Stored data:
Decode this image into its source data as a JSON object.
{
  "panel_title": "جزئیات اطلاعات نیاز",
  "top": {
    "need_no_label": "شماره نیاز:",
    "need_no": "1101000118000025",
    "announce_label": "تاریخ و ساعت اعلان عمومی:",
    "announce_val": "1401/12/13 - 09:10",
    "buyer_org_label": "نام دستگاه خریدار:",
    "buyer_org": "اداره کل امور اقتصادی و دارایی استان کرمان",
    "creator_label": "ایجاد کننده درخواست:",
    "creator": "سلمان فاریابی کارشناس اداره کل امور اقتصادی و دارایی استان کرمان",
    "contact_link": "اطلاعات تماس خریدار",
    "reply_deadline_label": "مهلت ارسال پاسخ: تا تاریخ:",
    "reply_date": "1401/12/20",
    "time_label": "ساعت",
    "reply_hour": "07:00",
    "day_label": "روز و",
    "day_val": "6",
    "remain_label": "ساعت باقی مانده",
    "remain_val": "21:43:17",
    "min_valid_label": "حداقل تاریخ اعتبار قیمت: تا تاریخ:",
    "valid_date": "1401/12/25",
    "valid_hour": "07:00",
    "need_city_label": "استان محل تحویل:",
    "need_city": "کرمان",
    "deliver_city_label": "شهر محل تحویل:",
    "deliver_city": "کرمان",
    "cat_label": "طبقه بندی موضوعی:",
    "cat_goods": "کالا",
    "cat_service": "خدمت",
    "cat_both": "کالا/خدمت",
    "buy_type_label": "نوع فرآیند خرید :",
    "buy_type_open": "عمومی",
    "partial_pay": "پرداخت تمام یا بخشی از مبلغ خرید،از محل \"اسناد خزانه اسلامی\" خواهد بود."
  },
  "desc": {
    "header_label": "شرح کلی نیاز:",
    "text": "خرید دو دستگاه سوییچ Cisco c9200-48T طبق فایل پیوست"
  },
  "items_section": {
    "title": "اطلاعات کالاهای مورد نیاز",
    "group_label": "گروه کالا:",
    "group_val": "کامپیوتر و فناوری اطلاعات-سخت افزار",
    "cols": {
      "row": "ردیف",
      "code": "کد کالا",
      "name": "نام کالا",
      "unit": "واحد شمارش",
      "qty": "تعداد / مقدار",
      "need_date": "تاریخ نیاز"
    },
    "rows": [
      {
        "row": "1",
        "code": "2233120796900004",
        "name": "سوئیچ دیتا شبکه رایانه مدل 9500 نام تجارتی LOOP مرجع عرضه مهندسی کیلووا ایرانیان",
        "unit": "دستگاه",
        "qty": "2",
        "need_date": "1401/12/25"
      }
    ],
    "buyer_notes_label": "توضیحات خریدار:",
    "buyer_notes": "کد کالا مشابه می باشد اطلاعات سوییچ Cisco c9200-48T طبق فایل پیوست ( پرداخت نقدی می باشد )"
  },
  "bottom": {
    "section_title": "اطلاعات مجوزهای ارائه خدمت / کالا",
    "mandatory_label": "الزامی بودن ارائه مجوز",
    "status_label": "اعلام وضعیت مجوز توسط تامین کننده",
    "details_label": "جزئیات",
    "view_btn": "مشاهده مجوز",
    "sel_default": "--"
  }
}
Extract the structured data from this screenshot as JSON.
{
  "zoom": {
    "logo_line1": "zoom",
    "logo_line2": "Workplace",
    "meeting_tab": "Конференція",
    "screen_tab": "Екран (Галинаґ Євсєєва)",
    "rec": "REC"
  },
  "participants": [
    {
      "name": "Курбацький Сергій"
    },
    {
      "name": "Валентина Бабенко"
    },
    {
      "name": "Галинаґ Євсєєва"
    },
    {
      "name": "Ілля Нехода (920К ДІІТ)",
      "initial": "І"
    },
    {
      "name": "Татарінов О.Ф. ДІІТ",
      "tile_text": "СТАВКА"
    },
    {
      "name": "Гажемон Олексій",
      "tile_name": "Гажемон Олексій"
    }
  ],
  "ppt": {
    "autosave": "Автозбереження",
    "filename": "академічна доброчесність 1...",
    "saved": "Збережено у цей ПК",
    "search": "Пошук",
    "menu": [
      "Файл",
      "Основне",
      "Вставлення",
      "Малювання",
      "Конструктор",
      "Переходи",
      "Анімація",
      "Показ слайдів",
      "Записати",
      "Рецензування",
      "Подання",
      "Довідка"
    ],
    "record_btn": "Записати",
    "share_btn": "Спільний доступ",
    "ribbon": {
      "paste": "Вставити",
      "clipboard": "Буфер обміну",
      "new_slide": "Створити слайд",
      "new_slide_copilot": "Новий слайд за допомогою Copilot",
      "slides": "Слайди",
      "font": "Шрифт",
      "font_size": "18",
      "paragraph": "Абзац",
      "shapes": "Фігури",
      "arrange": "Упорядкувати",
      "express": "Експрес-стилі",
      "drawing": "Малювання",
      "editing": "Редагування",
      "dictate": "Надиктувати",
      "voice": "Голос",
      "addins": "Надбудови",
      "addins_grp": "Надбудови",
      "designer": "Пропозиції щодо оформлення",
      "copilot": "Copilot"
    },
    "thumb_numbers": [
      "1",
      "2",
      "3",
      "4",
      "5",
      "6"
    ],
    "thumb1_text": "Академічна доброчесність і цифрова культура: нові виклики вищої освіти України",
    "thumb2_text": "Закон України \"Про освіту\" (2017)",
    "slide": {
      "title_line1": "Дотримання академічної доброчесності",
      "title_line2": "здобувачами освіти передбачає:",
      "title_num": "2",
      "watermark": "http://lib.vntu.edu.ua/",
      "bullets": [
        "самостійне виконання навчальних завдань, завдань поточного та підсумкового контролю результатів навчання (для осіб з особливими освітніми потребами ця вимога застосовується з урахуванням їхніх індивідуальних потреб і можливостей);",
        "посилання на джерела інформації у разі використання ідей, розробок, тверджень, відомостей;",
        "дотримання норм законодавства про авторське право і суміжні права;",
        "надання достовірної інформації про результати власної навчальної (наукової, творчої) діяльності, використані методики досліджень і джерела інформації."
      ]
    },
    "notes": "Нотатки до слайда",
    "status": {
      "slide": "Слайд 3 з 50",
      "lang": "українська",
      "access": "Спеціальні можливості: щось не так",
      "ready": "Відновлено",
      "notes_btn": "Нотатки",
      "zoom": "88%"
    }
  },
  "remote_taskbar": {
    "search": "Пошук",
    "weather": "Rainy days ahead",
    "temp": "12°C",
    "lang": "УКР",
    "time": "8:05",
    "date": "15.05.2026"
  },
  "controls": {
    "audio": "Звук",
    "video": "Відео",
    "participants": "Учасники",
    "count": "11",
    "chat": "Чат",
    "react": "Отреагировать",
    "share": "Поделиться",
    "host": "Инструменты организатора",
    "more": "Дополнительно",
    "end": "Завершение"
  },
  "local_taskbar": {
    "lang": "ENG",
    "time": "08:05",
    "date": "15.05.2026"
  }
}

• _Brief_:
Your task is to repeat the data exactly, with nothing left out.

• _Solution for this exercise_:
Decode this image into its source data as a JSON object.
{
  "panel_title": "جزئیات اطلاعات نیاز",
  "top": {
    "need_no_label": "شماره نیاز:",
    "need_no": "1101000118000025",
    "announce_label": "تاریخ و ساعت اعلان عمومی:",
    "announce_val": "1401/12/13 - 09:10",
    "buyer_org_label": "نام دستگاه خریدار:",
    "buyer_org": "اداره کل امور اقتصادی و دارایی استان کرمان",
    "creator_label": "ایجاد کننده درخواست:",
    "creator": "سلمان فاریابی کارشناس اداره کل امور اقتصادی و دارایی استان کرمان",
    "contact_link": "اطلاعات تماس خریدار",
    "reply_deadline_label": "مهلت ارسال پاسخ: تا تاریخ:",
    "reply_date": "1401/12/20",
    "time_label": "ساعت",
    "reply_hour": "07:00",
    "day_label": "روز و",
    "day_val": "6",
    "remain_label": "ساعت باقی مانده",
    "remain_val": "21:43:17",
    "min_valid_label": "حداقل تاریخ اعتبار قیمت: تا تاریخ:",
    "valid_date": "1401/12/25",
    "valid_hour": "07:00",
    "need_city_label": "استان محل تحویل:",
    "need_city": "کرمان",
    "deliver_city_label": "شهر محل تحویل:",
    "deliver_city": "کرمان",
    "cat_label": "طبقه بندی موضوعی:",
    "cat_goods": "کالا",
    "cat_service": "خدمت",
    "cat_both": "کالا/خدمت",
    "buy_type_label": "نوع فرآیند خرید :",
    "buy_type_open": "عمومی",
    "partial_pay": "پرداخت تمام یا بخشی از مبلغ خرید،از محل \"اسناد خزانه اسلامی\" خواهد بود."
  },
  "desc": {
    "header_label": "شرح کلی نیاز:",
    "text": "خرید دو دستگاه سوییچ Cisco c9200-48T طبق فایل پیوست"
  },
  "items_section": {
    "title": "اطلاعات کالاهای مورد نیاز",
    "group_label": "گروه کالا:",
    "group_val": "کامپیوتر و فناوری اطلاعات-سخت افزار",
    "cols": {
      "row": "ردیف",
      "code": "کد کالا",
      "name": "نام کالا",
      "unit": "واحد شمارش",
      "qty": "تعداد / مقدار",
      "need_date": "تاریخ نیاز"
    },
    "rows": [
      {
        "row": "1",
        "code": "2233120796900004",
        "name": "سوئیچ دیتا شبکه رایانه مدل 9500 نام تجارتی LOOP مرجع عرضه مهندسی کیلووا ایرانیان",
        "unit": "دستگاه",
        "qty": "2",
        "need_date": "1401/12/25"
      }
    ],
    "buyer_notes_label": "توضیحات خریدار:",
    "buyer_notes": "کد کالا مشابه می باشد اطلاعات سوییچ Cisco c9200-48T طبق فایل پیوست ( پرداخت نقدی می باشد )"
  },
  "bottom": {
    "section_title": "اطلاعات مجوزهای ارائه خدمت / کالا",
    "mandatory_label": "الزامی بودن ارائه مجوز",
    "status_label": "اعلام وضعیت مجوز توسط تامین کننده",
    "details_label": "جزئیات",
    "view_btn": "مشاهده مجوز",
    "sel_default": "--"
  }
}
Extract the structured data from this screenshot as JSON.
{
  "zoom": {
    "logo_line1": "zoom",
    "logo_line2": "Workplace",
    "meeting_tab": "Конференція",
    "screen_tab": "Екран (Галинаґ Євсєєва)",
    "rec": "REC"
  },
  "participants": [
    {
      "name": "Курбацький Сергій"
    },
    {
      "name": "Валентина Бабенко"
    },
    {
      "name": "Галинаґ Євсєєва"
    },
    {
      "name": "Ілля Нехода (920К ДІІТ)",
      "initial": "І"
    },
    {
      "name": "Татарінов О.Ф. ДІІТ",
      "tile_text": "СТАВКА"
    },
    {
      "name": "Гажемон Олексій",
      "tile_name": "Гажемон Олексій"
    }
  ],
  "ppt": {
    "autosave": "Автозбереження",
    "filename": "академічна доброчесність 1...",
    "saved": "Збережено у цей ПК",
    "search": "Пошук",
    "menu": [
      "Файл",
      "Основне",
      "Вставлення",
      "Малювання",
      "Конструктор",
      "Переходи",
      "Анімація",
      "Показ слайдів",
      "Записати",
      "Рецензування",
      "Подання",
      "Довідка"
    ],
    "record_btn": "Записати",
    "share_btn": "Спільний доступ",
    "ribbon": {
      "paste": "Вставити",
      "clipboard": "Буфер обміну",
      "new_slide": "Створити слайд",
      "new_slide_copilot": "Новий слайд за допомогою Copilot",
      "slides": "Слайди",
      "font": "Шрифт",
      "font_size": "18",
      "paragraph": "Абзац",
      "shapes": "Фігури",
      "arrange": "Упорядкувати",
      "express": "Експрес-стилі",
      "drawing": "Малювання",
      "editing": "Редагування",
      "dictate": "Надиктувати",
      "voice": "Голос",
      "addins": "Надбудови",
      "addins_grp": "Надбудови",
      "designer": "Пропозиції щодо оформлення",
      "copilot": "Copilot"
    },
    "thumb_numbers": [
      "1",
      "2",
      "3",
      "4",
      "5",
      "6"
    ],
    "thumb1_text": "Академічна доброчесність і цифрова культура: нові виклики вищої освіти України",
    "thumb2_text": "Закон України \"Про освіту\" (2017)",
    "slide": {
      "title_line1": "Дотримання академічної доброчесності",
      "title_line2": "здобувачами освіти передбачає:",
      "title_num": "2",
      "watermark": "http://lib.vntu.edu.ua/",
      "bullets": [
        "самостійне виконання навчальних завдань, завдань поточного та підсумкового контролю результатів навчання (для осіб з особливими освітніми потребами ця вимога застосовується з урахуванням їхніх індивідуальних потреб і можливостей);",
        "посилання на джерела інформації у разі використання ідей, розробок, тверджень, відомостей;",
        "дотримання норм законодавства про авторське право і суміжні права;",
        "надання достовірної інформації про результати власної навчальної (наукової, творчої) діяльності, використані методики досліджень і джерела інформації."
      ]
    },
    "notes": "Нотатки до слайда",
    "status": {
      "slide": "Слайд 3 з 50",
      "lang": "українська",
      "access": "Спеціальні можливості: щось не так",
      "ready": "Відновлено",
      "notes_btn": "Нотатки",
      "zoom": "88%"
    }
  },
  "remote_taskbar": {
    "search": "Пошук",
    "weather": "Rainy days ahead",
    "temp": "12°C",
    "lang": "УКР",
    "time": "8:05",
    "date": "15.05.2026"
  },
  "controls": {
    "audio": "Звук",
    "video": "Відео",
    "participants": "Учасники",
    "count": "11",
    "chat": "Чат",
    "react": "Отреагировать",
    "share": "Поделиться",
    "host": "Инструменты организатора",
    "more": "Дополнительно",
    "end": "Завершение"
  },
  "local_taskbar": {
    "lang": "ENG",
    "time": "08:05",
    "date": "15.05.2026"
  }
}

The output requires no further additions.